Among the lines below, tally those that contain "Polynucleobacter" and respond with the total only.
Start of Block
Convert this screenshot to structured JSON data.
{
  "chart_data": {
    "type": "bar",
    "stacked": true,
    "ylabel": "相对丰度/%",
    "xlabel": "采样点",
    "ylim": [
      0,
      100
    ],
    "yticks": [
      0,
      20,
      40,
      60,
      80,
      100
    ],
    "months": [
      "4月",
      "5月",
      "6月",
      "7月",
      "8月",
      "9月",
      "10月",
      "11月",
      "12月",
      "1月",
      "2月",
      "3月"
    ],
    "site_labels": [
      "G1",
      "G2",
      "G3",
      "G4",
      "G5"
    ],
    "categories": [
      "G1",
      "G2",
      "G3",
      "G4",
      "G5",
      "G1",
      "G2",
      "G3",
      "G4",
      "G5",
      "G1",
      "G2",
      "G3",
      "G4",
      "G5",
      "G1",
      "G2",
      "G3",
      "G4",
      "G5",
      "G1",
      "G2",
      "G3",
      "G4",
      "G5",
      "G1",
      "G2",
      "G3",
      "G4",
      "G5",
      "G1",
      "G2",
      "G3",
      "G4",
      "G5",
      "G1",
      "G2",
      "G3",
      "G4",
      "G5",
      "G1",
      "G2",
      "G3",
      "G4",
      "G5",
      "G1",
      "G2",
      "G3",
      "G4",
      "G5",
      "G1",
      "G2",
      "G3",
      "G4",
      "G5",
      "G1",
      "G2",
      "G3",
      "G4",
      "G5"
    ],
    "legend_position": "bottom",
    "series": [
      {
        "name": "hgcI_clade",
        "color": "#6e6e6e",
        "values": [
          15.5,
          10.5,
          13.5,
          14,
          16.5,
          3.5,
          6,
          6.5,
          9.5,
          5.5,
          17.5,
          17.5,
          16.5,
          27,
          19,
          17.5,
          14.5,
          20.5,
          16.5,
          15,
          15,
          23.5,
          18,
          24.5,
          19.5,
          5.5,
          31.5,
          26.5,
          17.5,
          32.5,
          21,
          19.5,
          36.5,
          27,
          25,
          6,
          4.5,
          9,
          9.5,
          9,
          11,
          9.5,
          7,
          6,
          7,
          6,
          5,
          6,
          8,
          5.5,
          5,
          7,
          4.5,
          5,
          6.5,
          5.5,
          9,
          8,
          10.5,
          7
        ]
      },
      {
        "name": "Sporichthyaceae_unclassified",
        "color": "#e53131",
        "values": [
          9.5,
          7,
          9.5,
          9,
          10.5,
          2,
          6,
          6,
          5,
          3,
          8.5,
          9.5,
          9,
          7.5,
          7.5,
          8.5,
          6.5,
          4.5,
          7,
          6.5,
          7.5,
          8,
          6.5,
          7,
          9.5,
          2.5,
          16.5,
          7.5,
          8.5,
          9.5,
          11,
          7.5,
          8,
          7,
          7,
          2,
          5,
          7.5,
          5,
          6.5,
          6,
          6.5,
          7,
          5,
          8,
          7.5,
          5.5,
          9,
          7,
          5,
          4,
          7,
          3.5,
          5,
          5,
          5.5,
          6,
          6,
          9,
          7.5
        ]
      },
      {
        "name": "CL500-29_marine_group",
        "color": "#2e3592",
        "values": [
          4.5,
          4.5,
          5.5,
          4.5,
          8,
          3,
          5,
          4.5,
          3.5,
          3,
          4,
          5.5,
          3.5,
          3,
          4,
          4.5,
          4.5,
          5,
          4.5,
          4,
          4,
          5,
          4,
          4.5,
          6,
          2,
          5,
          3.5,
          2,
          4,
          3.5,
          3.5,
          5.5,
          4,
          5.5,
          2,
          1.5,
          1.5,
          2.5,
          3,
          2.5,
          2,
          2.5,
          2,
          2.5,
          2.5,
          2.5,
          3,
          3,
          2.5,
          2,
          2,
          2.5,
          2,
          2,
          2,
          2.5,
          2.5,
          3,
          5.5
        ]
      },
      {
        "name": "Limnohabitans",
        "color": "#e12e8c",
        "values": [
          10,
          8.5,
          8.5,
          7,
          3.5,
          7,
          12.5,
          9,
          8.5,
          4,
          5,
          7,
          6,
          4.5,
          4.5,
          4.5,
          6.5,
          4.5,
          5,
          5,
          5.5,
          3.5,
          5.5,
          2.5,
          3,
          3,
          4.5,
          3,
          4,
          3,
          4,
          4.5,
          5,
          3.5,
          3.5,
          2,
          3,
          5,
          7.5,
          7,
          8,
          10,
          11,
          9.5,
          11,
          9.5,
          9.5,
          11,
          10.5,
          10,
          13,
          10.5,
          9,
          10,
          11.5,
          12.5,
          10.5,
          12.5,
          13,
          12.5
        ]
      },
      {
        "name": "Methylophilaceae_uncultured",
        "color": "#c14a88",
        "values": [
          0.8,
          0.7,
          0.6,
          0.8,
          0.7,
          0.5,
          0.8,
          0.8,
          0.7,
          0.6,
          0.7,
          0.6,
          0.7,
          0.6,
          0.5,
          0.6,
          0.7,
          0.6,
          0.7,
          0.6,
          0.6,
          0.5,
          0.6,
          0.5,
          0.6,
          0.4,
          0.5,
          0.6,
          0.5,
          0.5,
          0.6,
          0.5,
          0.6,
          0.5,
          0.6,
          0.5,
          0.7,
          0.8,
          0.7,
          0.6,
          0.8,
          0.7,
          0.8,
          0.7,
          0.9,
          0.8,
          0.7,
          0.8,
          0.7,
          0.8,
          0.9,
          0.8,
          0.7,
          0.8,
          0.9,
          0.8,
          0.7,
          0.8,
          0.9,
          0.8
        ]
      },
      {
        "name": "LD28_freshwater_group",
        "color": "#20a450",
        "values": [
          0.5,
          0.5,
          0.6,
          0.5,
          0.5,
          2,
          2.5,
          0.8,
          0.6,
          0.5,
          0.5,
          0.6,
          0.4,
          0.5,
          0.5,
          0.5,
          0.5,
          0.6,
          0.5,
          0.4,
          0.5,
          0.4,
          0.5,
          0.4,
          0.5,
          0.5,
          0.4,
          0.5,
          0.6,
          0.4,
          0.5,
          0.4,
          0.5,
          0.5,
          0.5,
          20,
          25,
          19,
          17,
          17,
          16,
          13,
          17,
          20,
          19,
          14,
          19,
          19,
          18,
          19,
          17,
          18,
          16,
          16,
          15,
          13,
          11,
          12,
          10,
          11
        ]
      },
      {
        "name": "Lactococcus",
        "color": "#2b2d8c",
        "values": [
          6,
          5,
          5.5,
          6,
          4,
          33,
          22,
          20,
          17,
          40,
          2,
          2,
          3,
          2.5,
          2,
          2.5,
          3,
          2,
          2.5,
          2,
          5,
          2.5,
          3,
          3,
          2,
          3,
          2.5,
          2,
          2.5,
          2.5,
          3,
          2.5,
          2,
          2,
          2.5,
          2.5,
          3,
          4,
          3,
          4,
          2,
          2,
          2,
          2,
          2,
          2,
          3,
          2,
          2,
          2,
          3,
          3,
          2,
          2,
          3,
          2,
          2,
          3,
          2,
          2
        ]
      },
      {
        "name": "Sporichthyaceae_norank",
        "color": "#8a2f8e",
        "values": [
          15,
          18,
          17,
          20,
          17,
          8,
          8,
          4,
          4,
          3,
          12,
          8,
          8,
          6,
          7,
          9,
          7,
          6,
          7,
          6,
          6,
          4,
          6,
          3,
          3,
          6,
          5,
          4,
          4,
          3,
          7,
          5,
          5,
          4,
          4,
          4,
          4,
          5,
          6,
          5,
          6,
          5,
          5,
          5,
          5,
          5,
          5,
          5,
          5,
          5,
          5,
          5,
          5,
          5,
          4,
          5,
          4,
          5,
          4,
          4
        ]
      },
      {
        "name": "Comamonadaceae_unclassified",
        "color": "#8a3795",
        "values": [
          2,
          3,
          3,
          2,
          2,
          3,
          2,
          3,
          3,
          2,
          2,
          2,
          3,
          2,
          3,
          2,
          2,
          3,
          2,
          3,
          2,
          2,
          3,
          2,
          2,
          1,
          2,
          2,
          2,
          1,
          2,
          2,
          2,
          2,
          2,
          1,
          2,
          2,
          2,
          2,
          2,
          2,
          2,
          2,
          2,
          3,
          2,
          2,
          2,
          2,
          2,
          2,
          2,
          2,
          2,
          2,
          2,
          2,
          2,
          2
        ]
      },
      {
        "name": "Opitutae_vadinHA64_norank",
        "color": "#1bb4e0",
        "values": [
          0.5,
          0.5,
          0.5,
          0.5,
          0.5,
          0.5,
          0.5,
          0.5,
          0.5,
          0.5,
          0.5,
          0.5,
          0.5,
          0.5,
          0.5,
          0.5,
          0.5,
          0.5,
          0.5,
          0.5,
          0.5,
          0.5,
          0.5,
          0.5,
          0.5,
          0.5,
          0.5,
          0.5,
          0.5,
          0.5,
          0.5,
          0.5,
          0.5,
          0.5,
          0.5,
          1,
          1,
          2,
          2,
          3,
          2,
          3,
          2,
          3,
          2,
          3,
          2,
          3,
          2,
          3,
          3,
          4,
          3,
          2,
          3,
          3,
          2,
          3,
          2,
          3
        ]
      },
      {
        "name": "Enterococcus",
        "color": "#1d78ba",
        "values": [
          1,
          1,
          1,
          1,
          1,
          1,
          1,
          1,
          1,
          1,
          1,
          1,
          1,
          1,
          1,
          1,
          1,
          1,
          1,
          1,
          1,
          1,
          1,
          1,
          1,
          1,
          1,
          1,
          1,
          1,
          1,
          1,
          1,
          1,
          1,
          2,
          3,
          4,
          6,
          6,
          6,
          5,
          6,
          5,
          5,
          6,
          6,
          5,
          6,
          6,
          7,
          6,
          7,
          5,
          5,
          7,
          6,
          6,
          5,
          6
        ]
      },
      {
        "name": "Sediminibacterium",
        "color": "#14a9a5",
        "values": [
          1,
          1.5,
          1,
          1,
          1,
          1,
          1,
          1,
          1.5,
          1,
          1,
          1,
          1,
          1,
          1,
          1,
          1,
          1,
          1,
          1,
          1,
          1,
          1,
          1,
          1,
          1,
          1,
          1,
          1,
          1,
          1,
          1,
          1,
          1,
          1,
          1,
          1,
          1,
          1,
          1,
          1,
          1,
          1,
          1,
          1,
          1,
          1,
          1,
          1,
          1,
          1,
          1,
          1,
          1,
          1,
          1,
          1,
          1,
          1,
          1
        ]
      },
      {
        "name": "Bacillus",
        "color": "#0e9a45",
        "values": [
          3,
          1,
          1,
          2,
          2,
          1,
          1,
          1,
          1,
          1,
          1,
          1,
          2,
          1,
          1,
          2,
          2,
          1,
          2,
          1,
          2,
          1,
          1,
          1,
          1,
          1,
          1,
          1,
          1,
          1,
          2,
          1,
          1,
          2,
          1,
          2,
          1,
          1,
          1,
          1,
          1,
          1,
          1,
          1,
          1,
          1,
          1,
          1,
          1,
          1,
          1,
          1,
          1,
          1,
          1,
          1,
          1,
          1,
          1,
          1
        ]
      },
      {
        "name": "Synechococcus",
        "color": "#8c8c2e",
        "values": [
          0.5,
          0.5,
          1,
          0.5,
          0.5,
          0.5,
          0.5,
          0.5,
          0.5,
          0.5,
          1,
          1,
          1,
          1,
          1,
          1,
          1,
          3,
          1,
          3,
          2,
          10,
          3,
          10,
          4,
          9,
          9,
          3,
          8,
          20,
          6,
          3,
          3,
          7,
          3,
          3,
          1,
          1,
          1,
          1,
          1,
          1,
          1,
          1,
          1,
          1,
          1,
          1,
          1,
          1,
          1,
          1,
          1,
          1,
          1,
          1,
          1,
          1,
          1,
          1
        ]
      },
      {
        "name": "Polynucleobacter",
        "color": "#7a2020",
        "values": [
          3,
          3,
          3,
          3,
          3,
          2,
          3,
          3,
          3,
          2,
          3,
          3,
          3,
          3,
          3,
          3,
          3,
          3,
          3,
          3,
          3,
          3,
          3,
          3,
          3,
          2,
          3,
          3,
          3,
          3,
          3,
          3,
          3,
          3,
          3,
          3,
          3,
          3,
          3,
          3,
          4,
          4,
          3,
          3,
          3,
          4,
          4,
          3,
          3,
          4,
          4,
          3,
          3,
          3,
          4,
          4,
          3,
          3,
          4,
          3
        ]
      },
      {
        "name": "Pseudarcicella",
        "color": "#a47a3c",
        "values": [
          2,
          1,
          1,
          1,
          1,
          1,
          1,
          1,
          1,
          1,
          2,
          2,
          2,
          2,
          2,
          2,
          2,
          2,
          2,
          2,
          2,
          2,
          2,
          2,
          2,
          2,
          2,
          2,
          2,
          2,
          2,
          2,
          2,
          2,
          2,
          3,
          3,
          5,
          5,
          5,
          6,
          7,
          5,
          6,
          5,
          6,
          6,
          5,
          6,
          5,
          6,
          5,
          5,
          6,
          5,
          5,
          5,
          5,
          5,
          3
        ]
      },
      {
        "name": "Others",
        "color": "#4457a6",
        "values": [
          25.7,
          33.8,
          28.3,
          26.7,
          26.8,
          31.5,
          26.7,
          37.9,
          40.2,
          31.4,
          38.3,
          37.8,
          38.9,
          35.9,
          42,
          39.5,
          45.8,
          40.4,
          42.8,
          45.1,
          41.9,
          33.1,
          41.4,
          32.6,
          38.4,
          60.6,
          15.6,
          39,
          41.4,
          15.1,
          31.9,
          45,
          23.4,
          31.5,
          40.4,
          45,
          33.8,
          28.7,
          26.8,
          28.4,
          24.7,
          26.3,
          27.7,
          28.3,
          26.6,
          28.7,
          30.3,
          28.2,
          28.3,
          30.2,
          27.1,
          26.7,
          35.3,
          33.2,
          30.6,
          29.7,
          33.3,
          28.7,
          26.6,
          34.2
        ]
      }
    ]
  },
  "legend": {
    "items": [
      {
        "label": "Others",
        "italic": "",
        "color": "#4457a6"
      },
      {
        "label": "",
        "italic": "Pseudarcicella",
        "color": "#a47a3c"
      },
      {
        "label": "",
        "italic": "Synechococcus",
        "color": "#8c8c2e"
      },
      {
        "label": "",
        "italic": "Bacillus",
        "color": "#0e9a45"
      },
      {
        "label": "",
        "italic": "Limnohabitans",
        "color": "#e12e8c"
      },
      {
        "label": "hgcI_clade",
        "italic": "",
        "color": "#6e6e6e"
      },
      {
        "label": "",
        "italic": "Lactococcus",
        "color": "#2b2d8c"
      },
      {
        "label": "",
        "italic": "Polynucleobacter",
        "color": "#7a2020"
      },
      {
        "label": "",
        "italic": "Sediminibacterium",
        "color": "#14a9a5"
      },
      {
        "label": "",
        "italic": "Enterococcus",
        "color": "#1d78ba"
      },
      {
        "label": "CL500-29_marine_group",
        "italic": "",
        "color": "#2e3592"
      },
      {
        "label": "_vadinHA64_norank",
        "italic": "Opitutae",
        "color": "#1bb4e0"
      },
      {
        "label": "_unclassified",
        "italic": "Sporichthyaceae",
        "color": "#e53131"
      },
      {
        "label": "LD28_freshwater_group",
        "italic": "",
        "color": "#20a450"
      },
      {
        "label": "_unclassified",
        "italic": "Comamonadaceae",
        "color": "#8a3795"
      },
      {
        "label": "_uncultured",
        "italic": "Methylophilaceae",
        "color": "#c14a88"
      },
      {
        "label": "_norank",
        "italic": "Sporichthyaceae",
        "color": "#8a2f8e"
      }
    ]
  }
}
End of Block
## [Problem solution]
2